## SHORT PROBLEM
Output each entry below as it stands, leaving out every picture.
--- start DATA SHOWN ---
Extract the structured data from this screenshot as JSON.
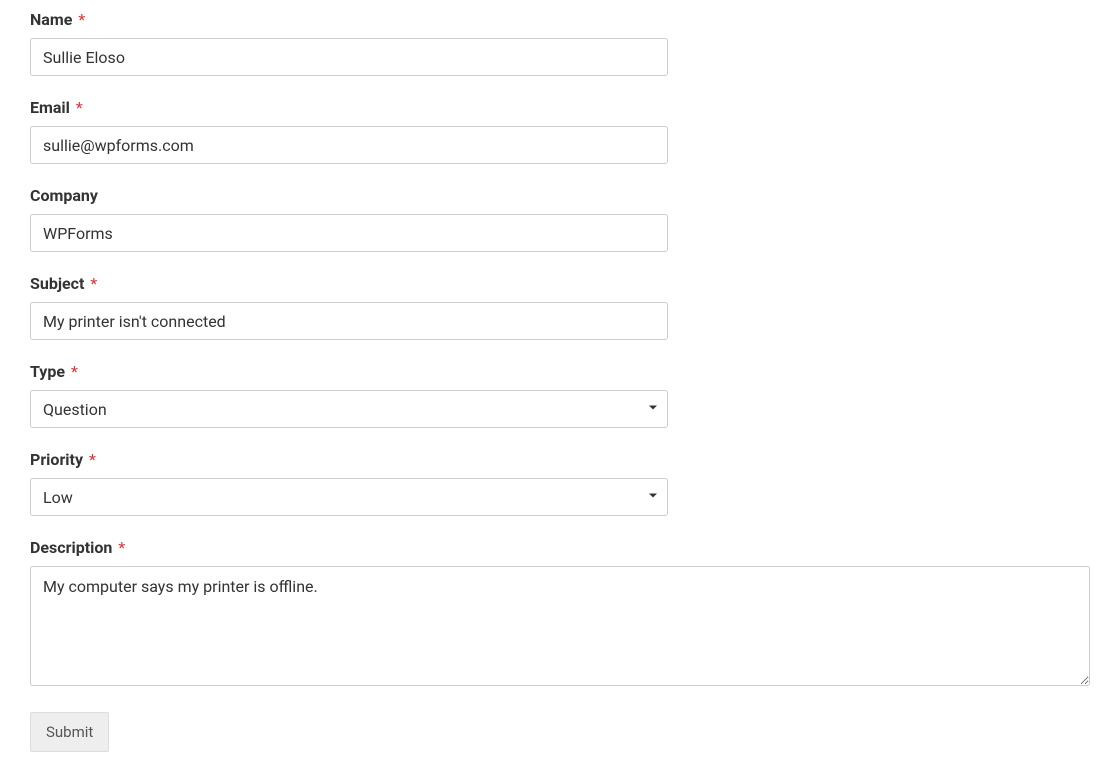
{
  "form": {
    "name": {
      "label": "Name",
      "required": true,
      "value": "Sullie Eloso"
    },
    "email": {
      "label": "Email",
      "required": true,
      "value": "sullie@wpforms.com"
    },
    "company": {
      "label": "Company",
      "required": false,
      "value": "WPForms"
    },
    "subject": {
      "label": "Subject",
      "required": true,
      "value": "My printer isn't connected"
    },
    "type": {
      "label": "Type",
      "required": true,
      "selected": "Question"
    },
    "priority": {
      "label": "Priority",
      "required": true,
      "selected": "Low"
    },
    "description": {
      "label": "Description",
      "required": true,
      "value": "My computer says my printer is offline."
    },
    "submit_label": "Submit",
    "required_marker": "*"
  }
}
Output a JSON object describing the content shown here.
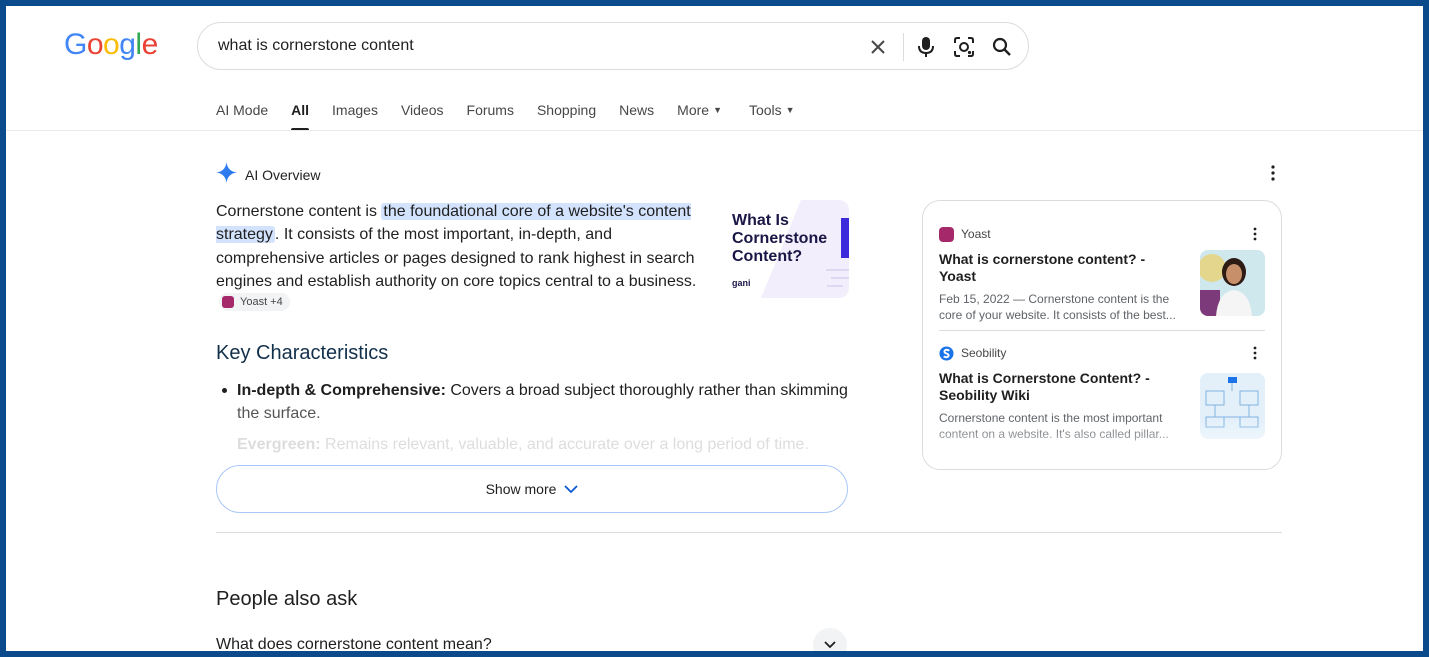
{
  "logo": {
    "letters": [
      "G",
      "o",
      "o",
      "g",
      "l",
      "e"
    ],
    "colors": [
      "#4285f4",
      "#ea4335",
      "#fbbc05",
      "#4285f4",
      "#34a853",
      "#ea4335"
    ]
  },
  "search": {
    "query": "what is cornerstone content"
  },
  "tabs": [
    {
      "label": "AI Mode"
    },
    {
      "label": "All",
      "active": true
    },
    {
      "label": "Images"
    },
    {
      "label": "Videos"
    },
    {
      "label": "Forums"
    },
    {
      "label": "Shopping"
    },
    {
      "label": "News"
    },
    {
      "label": "More",
      "dropdown": true
    },
    {
      "label": "Tools",
      "dropdown": true
    }
  ],
  "ai_overview": {
    "title": "AI Overview",
    "para_start": "Cornerstone content is ",
    "para_highlight": "the foundational core of a website's content strategy",
    "para_rest": ". It consists of the most important, in-depth, and comprehensive articles or pages designed to rank highest in search engines and establish authority on core topics central to a business.",
    "chip_label": "Yoast +4",
    "thumbnail_text": "What Is Cornerstone Content?",
    "thumbnail_brand": "gani",
    "key_heading": "Key Characteristics",
    "bullet1_bold": "In-depth & Comprehensive:",
    "bullet1_text": " Covers a broad subject thoroughly rather than skimming",
    "bullet1_text2": "the surface.",
    "bullet2_bold": "Evergreen:",
    "bullet2_text": " Remains relevant, valuable, and accurate over a long period of time.",
    "show_more": "Show more"
  },
  "sources": [
    {
      "site": "Yoast",
      "title": "What is cornerstone content? - Yoast",
      "snippet": "Feb 15, 2022 — Cornerstone content is the core of your website. It consists of the best...",
      "favicon_color": "#a4286a"
    },
    {
      "site": "Seobility",
      "title": "What is Cornerstone Content? - Seobility Wiki",
      "snippet": "Cornerstone content is the most important content on a website. It's also called pillar...",
      "favicon_color": "#1a73e8"
    }
  ],
  "people_also_ask": {
    "title": "People also ask",
    "questions": [
      "What does cornerstone content mean?"
    ]
  }
}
--- end DATA SHOWN ---
## EXERCISE ANSWER
Extract the structured data from this screenshot as JSON.
{
  "form": {
    "name": {
      "label": "Name",
      "required": true,
      "value": "Sullie Eloso"
    },
    "email": {
      "label": "Email",
      "required": true,
      "value": "sullie@wpforms.com"
    },
    "company": {
      "label": "Company",
      "required": false,
      "value": "WPForms"
    },
    "subject": {
      "label": "Subject",
      "required": true,
      "value": "My printer isn't connected"
    },
    "type": {
      "label": "Type",
      "required": true,
      "selected": "Question"
    },
    "priority": {
      "label": "Priority",
      "required": true,
      "selected": "Low"
    },
    "description": {
      "label": "Description",
      "required": true,
      "value": "My computer says my printer is offline."
    },
    "submit_label": "Submit",
    "required_marker": "*"
  }
}
Output a JSON object describing the content shown here.
{
  "logo": {
    "letters": [
      "G",
      "o",
      "o",
      "g",
      "l",
      "e"
    ],
    "colors": [
      "#4285f4",
      "#ea4335",
      "#fbbc05",
      "#4285f4",
      "#34a853",
      "#ea4335"
    ]
  },
  "search": {
    "query": "what is cornerstone content"
  },
  "tabs": [
    {
      "label": "AI Mode"
    },
    {
      "label": "All",
      "active": true
    },
    {
      "label": "Images"
    },
    {
      "label": "Videos"
    },
    {
      "label": "Forums"
    },
    {
      "label": "Shopping"
    },
    {
      "label": "News"
    },
    {
      "label": "More",
      "dropdown": true
    },
    {
      "label": "Tools",
      "dropdown": true
    }
  ],
  "ai_overview": {
    "title": "AI Overview",
    "para_start": "Cornerstone content is ",
    "para_highlight": "the foundational core of a website's content strategy",
    "para_rest": ". It consists of the most important, in-depth, and comprehensive articles or pages designed to rank highest in search engines and establish authority on core topics central to a business.",
    "chip_label": "Yoast +4",
    "thumbnail_text": "What Is Cornerstone Content?",
    "thumbnail_brand": "gani",
    "key_heading": "Key Characteristics",
    "bullet1_bold": "In-depth & Comprehensive:",
    "bullet1_text": " Covers a broad subject thoroughly rather than skimming",
    "bullet1_text2": "the surface.",
    "bullet2_bold": "Evergreen:",
    "bullet2_text": " Remains relevant, valuable, and accurate over a long period of time.",
    "show_more": "Show more"
  },
  "sources": [
    {
      "site": "Yoast",
      "title": "What is cornerstone content? - Yoast",
      "snippet": "Feb 15, 2022 — Cornerstone content is the core of your website. It consists of the best...",
      "favicon_color": "#a4286a"
    },
    {
      "site": "Seobility",
      "title": "What is Cornerstone Content? - Seobility Wiki",
      "snippet": "Cornerstone content is the most important content on a website. It's also called pillar...",
      "favicon_color": "#1a73e8"
    }
  ],
  "people_also_ask": {
    "title": "People also ask",
    "questions": [
      "What does cornerstone content mean?"
    ]
  }
}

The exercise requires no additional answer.